■ **CHALLENGE**
Extract the text of each entry below exactly, leaving every image behind.
### RECORDS PROVIDED ###
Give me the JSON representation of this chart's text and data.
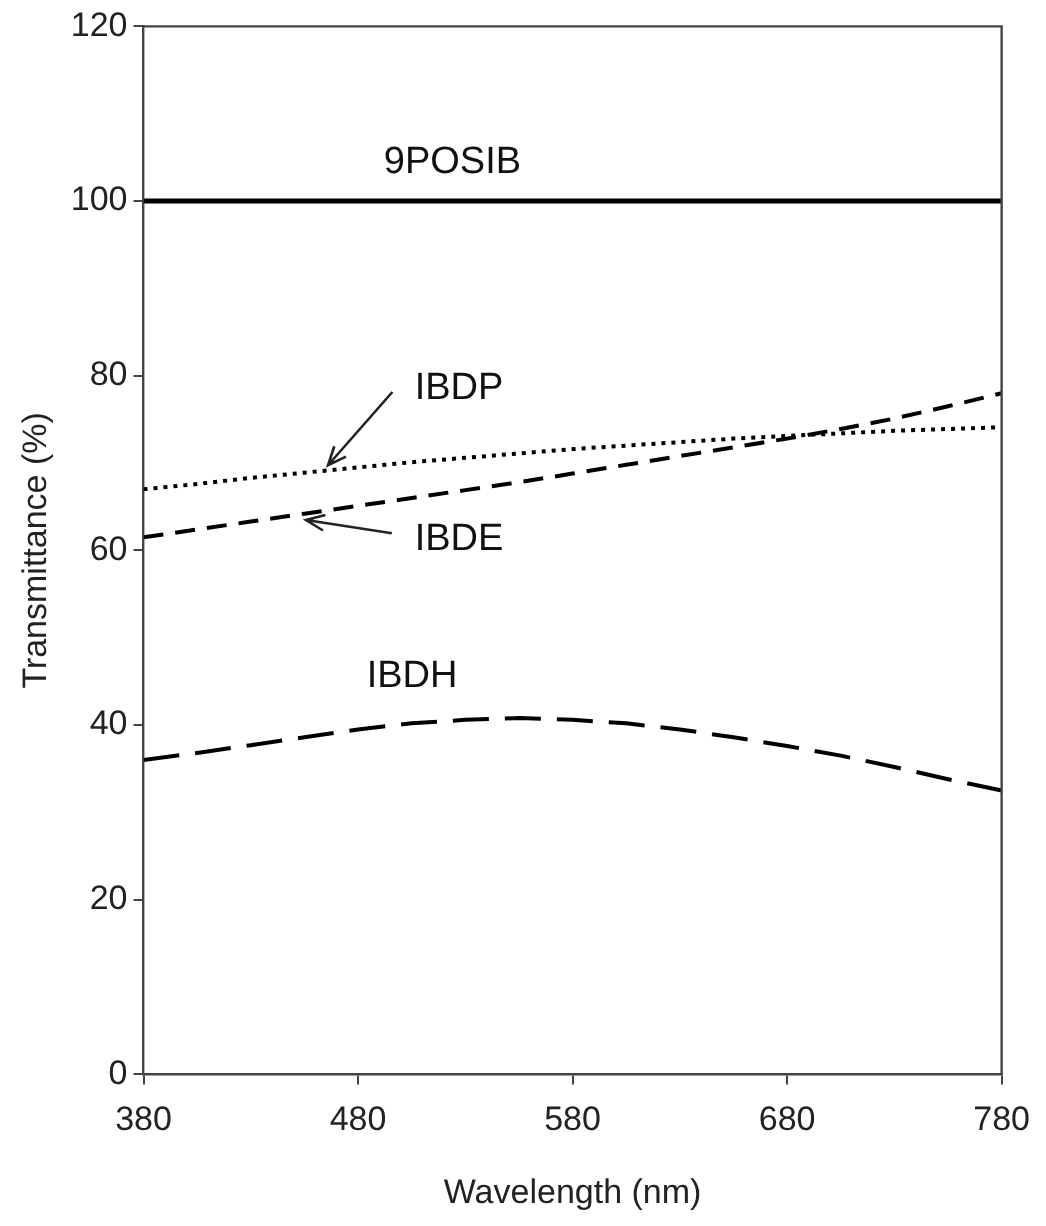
{
  "chart_data": {
    "type": "line",
    "xlabel": "Wavelength (nm)",
    "ylabel": "Transmittance (%)",
    "x": [
      380,
      405,
      430,
      455,
      480,
      505,
      530,
      555,
      580,
      605,
      630,
      655,
      680,
      705,
      730,
      755,
      780
    ],
    "xlim": [
      380,
      780
    ],
    "xticks": [
      380,
      480,
      580,
      680,
      780
    ],
    "ylim": [
      0,
      120
    ],
    "yticks": [
      0,
      20,
      40,
      60,
      80,
      100,
      120
    ],
    "grid": false,
    "legend": false,
    "marker": "none",
    "series": [
      {
        "name": "9POSIB",
        "color": "#000000",
        "line_style": "solid",
        "values": [
          100,
          100,
          100,
          100,
          100,
          100,
          100,
          100,
          100,
          100,
          100,
          100,
          100,
          100,
          100,
          100,
          100
        ]
      },
      {
        "name": "IBDP",
        "color": "#000000",
        "line_style": "dotted",
        "values": [
          67,
          67.6,
          68.3,
          68.9,
          69.5,
          70.1,
          70.6,
          71.1,
          71.6,
          72,
          72.4,
          72.8,
          73.1,
          73.4,
          73.7,
          73.9,
          74.1
        ]
      },
      {
        "name": "IBDE",
        "color": "#000000",
        "line_style": "dashed",
        "values": [
          61.5,
          62.4,
          63.3,
          64.2,
          65.1,
          66,
          66.9,
          67.8,
          68.8,
          69.8,
          70.8,
          71.8,
          72.8,
          73.9,
          75.1,
          76.5,
          78
        ]
      },
      {
        "name": "IBDH",
        "color": "#000000",
        "line_style": "dashed",
        "values": [
          36,
          36.8,
          37.7,
          38.6,
          39.5,
          40.2,
          40.6,
          40.8,
          40.6,
          40.2,
          39.5,
          38.6,
          37.6,
          36.5,
          35.2,
          33.8,
          32.5
        ]
      }
    ]
  }
}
###
■ **SOLUTION FOR THIS PROBLEM**
Give me the JSON representation of this chart's text and data.
{
  "chart_data": {
    "type": "line",
    "xlabel": "Wavelength (nm)",
    "ylabel": "Transmittance (%)",
    "x": [
      380,
      405,
      430,
      455,
      480,
      505,
      530,
      555,
      580,
      605,
      630,
      655,
      680,
      705,
      730,
      755,
      780
    ],
    "xlim": [
      380,
      780
    ],
    "xticks": [
      380,
      480,
      580,
      680,
      780
    ],
    "ylim": [
      0,
      120
    ],
    "yticks": [
      0,
      20,
      40,
      60,
      80,
      100,
      120
    ],
    "grid": false,
    "legend": false,
    "marker": "none",
    "series": [
      {
        "name": "9POSIB",
        "color": "#000000",
        "line_style": "solid",
        "values": [
          100,
          100,
          100,
          100,
          100,
          100,
          100,
          100,
          100,
          100,
          100,
          100,
          100,
          100,
          100,
          100,
          100
        ]
      },
      {
        "name": "IBDP",
        "color": "#000000",
        "line_style": "dotted",
        "values": [
          67,
          67.6,
          68.3,
          68.9,
          69.5,
          70.1,
          70.6,
          71.1,
          71.6,
          72,
          72.4,
          72.8,
          73.1,
          73.4,
          73.7,
          73.9,
          74.1
        ]
      },
      {
        "name": "IBDE",
        "color": "#000000",
        "line_style": "dashed",
        "values": [
          61.5,
          62.4,
          63.3,
          64.2,
          65.1,
          66,
          66.9,
          67.8,
          68.8,
          69.8,
          70.8,
          71.8,
          72.8,
          73.9,
          75.1,
          76.5,
          78
        ]
      },
      {
        "name": "IBDH",
        "color": "#000000",
        "line_style": "dashed",
        "values": [
          36,
          36.8,
          37.7,
          38.6,
          39.5,
          40.2,
          40.6,
          40.8,
          40.6,
          40.2,
          39.5,
          38.6,
          37.6,
          36.5,
          35.2,
          33.8,
          32.5
        ]
      }
    ]
  }
}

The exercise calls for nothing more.